▶ **Data**
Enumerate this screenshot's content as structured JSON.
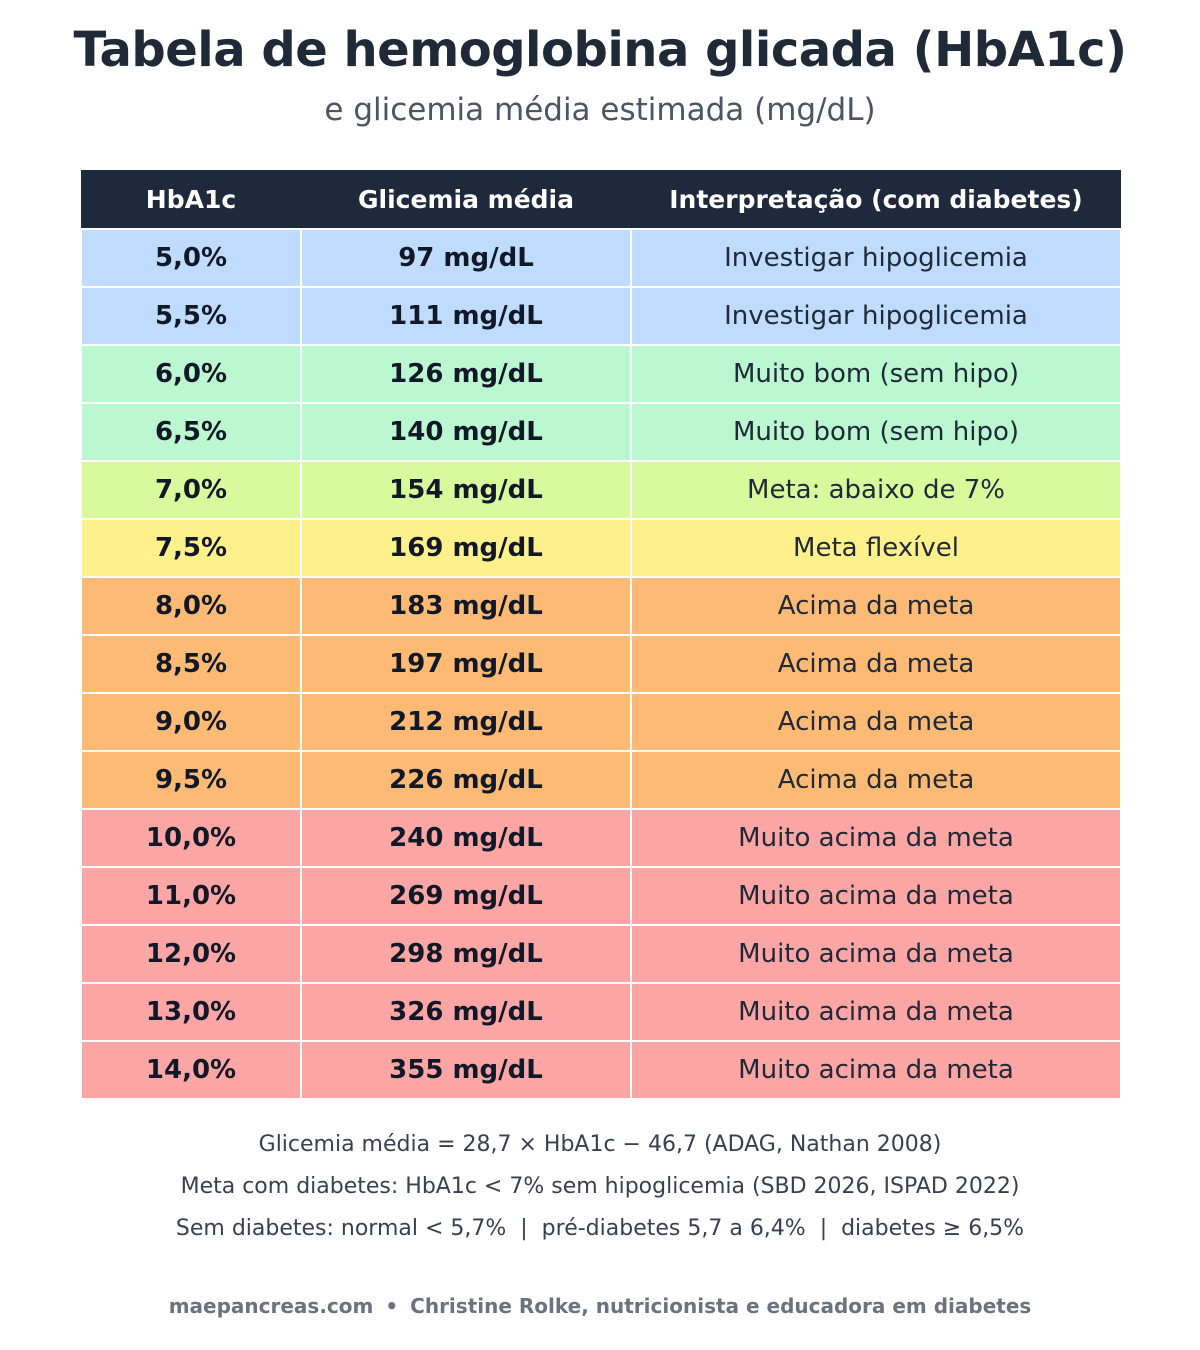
{
  "title": "Tabela de hemoglobina glicada (HbA1c)",
  "subtitle": "e glicemia média estimada (mg/dL)",
  "table": {
    "headers": [
      "HbA1c",
      "Glicemia média",
      "Interpretação (com diabetes)"
    ],
    "rows": [
      {
        "hba1c": "5,0%",
        "glicemia": "97 mg/dL",
        "interp": "Investigar hipoglicemia",
        "color": "#bfdbfe"
      },
      {
        "hba1c": "5,5%",
        "glicemia": "111 mg/dL",
        "interp": "Investigar hipoglicemia",
        "color": "#bfdbfe"
      },
      {
        "hba1c": "6,0%",
        "glicemia": "126 mg/dL",
        "interp": "Muito bom (sem hipo)",
        "color": "#bbf7d0"
      },
      {
        "hba1c": "6,5%",
        "glicemia": "140 mg/dL",
        "interp": "Muito bom (sem hipo)",
        "color": "#bbf7d0"
      },
      {
        "hba1c": "7,0%",
        "glicemia": "154 mg/dL",
        "interp": "Meta: abaixo de 7%",
        "color": "#d9f99d"
      },
      {
        "hba1c": "7,5%",
        "glicemia": "169 mg/dL",
        "interp": "Meta flexível",
        "color": "#fef08a"
      },
      {
        "hba1c": "8,0%",
        "glicemia": "183 mg/dL",
        "interp": "Acima da meta",
        "color": "#fdba74"
      },
      {
        "hba1c": "8,5%",
        "glicemia": "197 mg/dL",
        "interp": "Acima da meta",
        "color": "#fdba74"
      },
      {
        "hba1c": "9,0%",
        "glicemia": "212 mg/dL",
        "interp": "Acima da meta",
        "color": "#fdba74"
      },
      {
        "hba1c": "9,5%",
        "glicemia": "226 mg/dL",
        "interp": "Acima da meta",
        "color": "#fdba74"
      },
      {
        "hba1c": "10,0%",
        "glicemia": "240 mg/dL",
        "interp": "Muito acima da meta",
        "color": "#fca5a5"
      },
      {
        "hba1c": "11,0%",
        "glicemia": "269 mg/dL",
        "interp": "Muito acima da meta",
        "color": "#fca5a5"
      },
      {
        "hba1c": "12,0%",
        "glicemia": "298 mg/dL",
        "interp": "Muito acima da meta",
        "color": "#fca5a5"
      },
      {
        "hba1c": "13,0%",
        "glicemia": "326 mg/dL",
        "interp": "Muito acima da meta",
        "color": "#fca5a5"
      },
      {
        "hba1c": "14,0%",
        "glicemia": "355 mg/dL",
        "interp": "Muito acima da meta",
        "color": "#fca5a5"
      }
    ]
  },
  "notes": [
    "Glicemia média = 28,7 × HbA1c − 46,7 (ADAG, Nathan 2008)",
    "Meta com diabetes: HbA1c < 7% sem hipoglicemia (SBD 2026, ISPAD 2022)",
    "Sem diabetes: normal < 5,7%  |  pré-diabetes 5,7 a 6,4%  |  diabetes ≥ 6,5%"
  ],
  "footer": {
    "site": "maepancreas.com",
    "separator": "•",
    "author": "Christine Rolke, nutricionista e educadora em diabetes"
  },
  "colors": {
    "header_bg": "#1e293b",
    "title": "#1f2937",
    "subtitle": "#4b5563"
  }
}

▶ **Task objective**
Verbatim reproduction of every record is required; images are left out.

▶ **Task output**
Enumerate this screenshot's content as structured JSON.
{
  "title": "Tabela de hemoglobina glicada (HbA1c)",
  "subtitle": "e glicemia média estimada (mg/dL)",
  "table": {
    "headers": [
      "HbA1c",
      "Glicemia média",
      "Interpretação (com diabetes)"
    ],
    "rows": [
      {
        "hba1c": "5,0%",
        "glicemia": "97 mg/dL",
        "interp": "Investigar hipoglicemia",
        "color": "#bfdbfe"
      },
      {
        "hba1c": "5,5%",
        "glicemia": "111 mg/dL",
        "interp": "Investigar hipoglicemia",
        "color": "#bfdbfe"
      },
      {
        "hba1c": "6,0%",
        "glicemia": "126 mg/dL",
        "interp": "Muito bom (sem hipo)",
        "color": "#bbf7d0"
      },
      {
        "hba1c": "6,5%",
        "glicemia": "140 mg/dL",
        "interp": "Muito bom (sem hipo)",
        "color": "#bbf7d0"
      },
      {
        "hba1c": "7,0%",
        "glicemia": "154 mg/dL",
        "interp": "Meta: abaixo de 7%",
        "color": "#d9f99d"
      },
      {
        "hba1c": "7,5%",
        "glicemia": "169 mg/dL",
        "interp": "Meta flexível",
        "color": "#fef08a"
      },
      {
        "hba1c": "8,0%",
        "glicemia": "183 mg/dL",
        "interp": "Acima da meta",
        "color": "#fdba74"
      },
      {
        "hba1c": "8,5%",
        "glicemia": "197 mg/dL",
        "interp": "Acima da meta",
        "color": "#fdba74"
      },
      {
        "hba1c": "9,0%",
        "glicemia": "212 mg/dL",
        "interp": "Acima da meta",
        "color": "#fdba74"
      },
      {
        "hba1c": "9,5%",
        "glicemia": "226 mg/dL",
        "interp": "Acima da meta",
        "color": "#fdba74"
      },
      {
        "hba1c": "10,0%",
        "glicemia": "240 mg/dL",
        "interp": "Muito acima da meta",
        "color": "#fca5a5"
      },
      {
        "hba1c": "11,0%",
        "glicemia": "269 mg/dL",
        "interp": "Muito acima da meta",
        "color": "#fca5a5"
      },
      {
        "hba1c": "12,0%",
        "glicemia": "298 mg/dL",
        "interp": "Muito acima da meta",
        "color": "#fca5a5"
      },
      {
        "hba1c": "13,0%",
        "glicemia": "326 mg/dL",
        "interp": "Muito acima da meta",
        "color": "#fca5a5"
      },
      {
        "hba1c": "14,0%",
        "glicemia": "355 mg/dL",
        "interp": "Muito acima da meta",
        "color": "#fca5a5"
      }
    ]
  },
  "notes": [
    "Glicemia média = 28,7 × HbA1c − 46,7 (ADAG, Nathan 2008)",
    "Meta com diabetes: HbA1c < 7% sem hipoglicemia (SBD 2026, ISPAD 2022)",
    "Sem diabetes: normal < 5,7%  |  pré-diabetes 5,7 a 6,4%  |  diabetes ≥ 6,5%"
  ],
  "footer": {
    "site": "maepancreas.com",
    "separator": "•",
    "author": "Christine Rolke, nutricionista e educadora em diabetes"
  },
  "colors": {
    "header_bg": "#1e293b",
    "title": "#1f2937",
    "subtitle": "#4b5563"
  }
}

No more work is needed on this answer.